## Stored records
################

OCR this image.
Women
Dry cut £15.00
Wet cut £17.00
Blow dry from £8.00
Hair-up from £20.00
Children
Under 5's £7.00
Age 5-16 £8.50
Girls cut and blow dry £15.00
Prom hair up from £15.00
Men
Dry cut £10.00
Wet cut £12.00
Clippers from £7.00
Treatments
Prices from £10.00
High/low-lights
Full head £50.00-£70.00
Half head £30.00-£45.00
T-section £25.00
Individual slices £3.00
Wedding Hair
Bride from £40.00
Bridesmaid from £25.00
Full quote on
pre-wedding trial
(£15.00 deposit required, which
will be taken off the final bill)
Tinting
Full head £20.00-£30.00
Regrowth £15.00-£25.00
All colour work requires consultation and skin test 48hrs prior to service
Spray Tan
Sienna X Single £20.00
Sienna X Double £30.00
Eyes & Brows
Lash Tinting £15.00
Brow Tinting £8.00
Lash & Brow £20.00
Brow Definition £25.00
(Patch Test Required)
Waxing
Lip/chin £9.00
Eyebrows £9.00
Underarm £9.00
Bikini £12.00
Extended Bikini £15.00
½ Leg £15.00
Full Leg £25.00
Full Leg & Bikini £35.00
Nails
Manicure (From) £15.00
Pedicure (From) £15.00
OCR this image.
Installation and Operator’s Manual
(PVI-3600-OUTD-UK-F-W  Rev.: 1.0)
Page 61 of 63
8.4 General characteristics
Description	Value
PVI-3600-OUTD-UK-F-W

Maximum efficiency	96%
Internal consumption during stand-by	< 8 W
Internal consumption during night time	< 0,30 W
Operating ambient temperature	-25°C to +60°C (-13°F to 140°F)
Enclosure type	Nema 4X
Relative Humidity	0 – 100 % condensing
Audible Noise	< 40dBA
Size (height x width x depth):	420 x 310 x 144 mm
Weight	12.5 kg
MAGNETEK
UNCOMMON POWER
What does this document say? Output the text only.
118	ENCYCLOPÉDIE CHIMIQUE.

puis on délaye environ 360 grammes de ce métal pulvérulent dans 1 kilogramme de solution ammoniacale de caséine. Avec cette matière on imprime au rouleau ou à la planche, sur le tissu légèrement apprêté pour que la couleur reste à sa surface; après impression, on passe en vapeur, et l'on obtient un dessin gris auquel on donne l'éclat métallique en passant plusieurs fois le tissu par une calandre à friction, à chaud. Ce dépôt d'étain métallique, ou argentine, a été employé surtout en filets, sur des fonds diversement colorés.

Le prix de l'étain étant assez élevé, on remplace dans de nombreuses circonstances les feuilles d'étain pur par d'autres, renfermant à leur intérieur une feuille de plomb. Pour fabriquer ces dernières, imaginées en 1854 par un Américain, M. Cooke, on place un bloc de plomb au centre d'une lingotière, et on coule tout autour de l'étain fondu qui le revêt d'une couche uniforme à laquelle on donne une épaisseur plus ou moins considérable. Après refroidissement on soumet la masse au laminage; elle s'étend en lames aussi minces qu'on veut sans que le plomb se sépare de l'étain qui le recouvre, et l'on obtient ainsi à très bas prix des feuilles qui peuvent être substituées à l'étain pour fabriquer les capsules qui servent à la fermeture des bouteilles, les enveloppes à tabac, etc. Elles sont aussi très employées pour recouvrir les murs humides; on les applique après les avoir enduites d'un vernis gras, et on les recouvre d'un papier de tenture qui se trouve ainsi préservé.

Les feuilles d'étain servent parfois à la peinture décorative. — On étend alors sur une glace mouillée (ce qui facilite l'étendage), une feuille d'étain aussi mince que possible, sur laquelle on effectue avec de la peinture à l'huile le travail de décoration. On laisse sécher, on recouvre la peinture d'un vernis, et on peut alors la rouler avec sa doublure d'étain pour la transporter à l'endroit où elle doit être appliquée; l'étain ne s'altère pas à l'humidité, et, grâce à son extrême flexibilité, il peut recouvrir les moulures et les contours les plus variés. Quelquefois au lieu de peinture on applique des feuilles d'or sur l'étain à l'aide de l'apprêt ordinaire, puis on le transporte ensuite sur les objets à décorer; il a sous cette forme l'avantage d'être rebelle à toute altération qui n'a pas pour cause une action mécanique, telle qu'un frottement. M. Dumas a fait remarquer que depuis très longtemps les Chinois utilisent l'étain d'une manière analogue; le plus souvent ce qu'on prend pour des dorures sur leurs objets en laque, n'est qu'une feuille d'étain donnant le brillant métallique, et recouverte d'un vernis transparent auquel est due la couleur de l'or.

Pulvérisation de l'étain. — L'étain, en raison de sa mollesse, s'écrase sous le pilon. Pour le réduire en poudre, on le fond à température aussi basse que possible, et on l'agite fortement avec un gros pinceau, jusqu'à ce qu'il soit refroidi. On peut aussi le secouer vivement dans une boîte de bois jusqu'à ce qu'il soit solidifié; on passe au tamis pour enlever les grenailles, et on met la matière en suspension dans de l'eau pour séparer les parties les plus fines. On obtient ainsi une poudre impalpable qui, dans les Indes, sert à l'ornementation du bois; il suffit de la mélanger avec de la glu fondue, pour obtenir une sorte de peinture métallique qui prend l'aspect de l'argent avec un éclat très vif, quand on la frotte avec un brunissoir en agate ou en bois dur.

################

## EXERCISE DESCRIPTION
Repeat every entry word for word.

## RESULT OF THIS EXERCISE
OCR this image.
Women
Dry cut £15.00
Wet cut £17.00
Blow dry from £8.00
Hair-up from £20.00
Children
Under 5's £7.00
Age 5-16 £8.50
Girls cut and blow dry £15.00
Prom hair up from £15.00
Men
Dry cut £10.00
Wet cut £12.00
Clippers from £7.00
Treatments
Prices from £10.00
High/low-lights
Full head £50.00-£70.00
Half head £30.00-£45.00
T-section £25.00
Individual slices £3.00
Wedding Hair
Bride from £40.00
Bridesmaid from £25.00
Full quote on
pre-wedding trial
(£15.00 deposit required, which
will be taken off the final bill)
Tinting
Full head £20.00-£30.00
Regrowth £15.00-£25.00
All colour work requires consultation and skin test 48hrs prior to service
Spray Tan
Sienna X Single £20.00
Sienna X Double £30.00
Eyes & Brows
Lash Tinting £15.00
Brow Tinting £8.00
Lash & Brow £20.00
Brow Definition £25.00
(Patch Test Required)
Waxing
Lip/chin £9.00
Eyebrows £9.00
Underarm £9.00
Bikini £12.00
Extended Bikini £15.00
½ Leg £15.00
Full Leg £25.00
Full Leg & Bikini £35.00
Nails
Manicure (From) £15.00
Pedicure (From) £15.00
OCR this image.
Installation and Operator’s Manual
(PVI-3600-OUTD-UK-F-W  Rev.: 1.0)
Page 61 of 63
8.4 General characteristics
Description	Value
PVI-3600-OUTD-UK-F-W

Maximum efficiency	96%
Internal consumption during stand-by	< 8 W
Internal consumption during night time	< 0,30 W
Operating ambient temperature	-25°C to +60°C (-13°F to 140°F)
Enclosure type	Nema 4X
Relative Humidity	0 – 100 % condensing
Audible Noise	< 40dBA
Size (height x width x depth):	420 x 310 x 144 mm
Weight	12.5 kg
MAGNETEK
UNCOMMON POWER
What does this document say? Output the text only.
118	ENCYCLOPÉDIE CHIMIQUE.

puis on délaye environ 360 grammes de ce métal pulvérulent dans 1 kilogramme de solution ammoniacale de caséine. Avec cette matière on imprime au rouleau ou à la planche, sur le tissu légèrement apprêté pour que la couleur reste à sa surface; après impression, on passe en vapeur, et l'on obtient un dessin gris auquel on donne l'éclat métallique en passant plusieurs fois le tissu par une calandre à friction, à chaud. Ce dépôt d'étain métallique, ou argentine, a été employé surtout en filets, sur des fonds diversement colorés.

Le prix de l'étain étant assez élevé, on remplace dans de nombreuses circonstances les feuilles d'étain pur par d'autres, renfermant à leur intérieur une feuille de plomb. Pour fabriquer ces dernières, imaginées en 1854 par un Américain, M. Cooke, on place un bloc de plomb au centre d'une lingotière, et on coule tout autour de l'étain fondu qui le revêt d'une couche uniforme à laquelle on donne une épaisseur plus ou moins considérable. Après refroidissement on soumet la masse au laminage; elle s'étend en lames aussi minces qu'on veut sans que le plomb se sépare de l'étain qui le recouvre, et l'on obtient ainsi à très bas prix des feuilles qui peuvent être substituées à l'étain pour fabriquer les capsules qui servent à la fermeture des bouteilles, les enveloppes à tabac, etc. Elles sont aussi très employées pour recouvrir les murs humides; on les applique après les avoir enduites d'un vernis gras, et on les recouvre d'un papier de tenture qui se trouve ainsi préservé.

Les feuilles d'étain servent parfois à la peinture décorative. — On étend alors sur une glace mouillée (ce qui facilite l'étendage), une feuille d'étain aussi mince que possible, sur laquelle on effectue avec de la peinture à l'huile le travail de décoration. On laisse sécher, on recouvre la peinture d'un vernis, et on peut alors la rouler avec sa doublure d'étain pour la transporter à l'endroit où elle doit être appliquée; l'étain ne s'altère pas à l'humidité, et, grâce à son extrême flexibilité, il peut recouvrir les moulures et les contours les plus variés. Quelquefois au lieu de peinture on applique des feuilles d'or sur l'étain à l'aide de l'apprêt ordinaire, puis on le transporte ensuite sur les objets à décorer; il a sous cette forme l'avantage d'être rebelle à toute altération qui n'a pas pour cause une action mécanique, telle qu'un frottement. M. Dumas a fait remarquer que depuis très longtemps les Chinois utilisent l'étain d'une manière analogue; le plus souvent ce qu'on prend pour des dorures sur leurs objets en laque, n'est qu'une feuille d'étain donnant le brillant métallique, et recouverte d'un vernis transparent auquel est due la couleur de l'or.

Pulvérisation de l'étain. — L'étain, en raison de sa mollesse, s'écrase sous le pilon. Pour le réduire en poudre, on le fond à température aussi basse que possible, et on l'agite fortement avec un gros pinceau, jusqu'à ce qu'il soit refroidi. On peut aussi le secouer vivement dans une boîte de bois jusqu'à ce qu'il soit solidifié; on passe au tamis pour enlever les grenailles, et on met la matière en suspension dans de l'eau pour séparer les parties les plus fines. On obtient ainsi une poudre impalpable qui, dans les Indes, sert à l'ornementation du bois; il suffit de la mélanger avec de la glu fondue, pour obtenir une sorte de peinture métallique qui prend l'aspect de l'argent avec un éclat très vif, quand on la frotte avec un brunissoir en agate ou en bois dur.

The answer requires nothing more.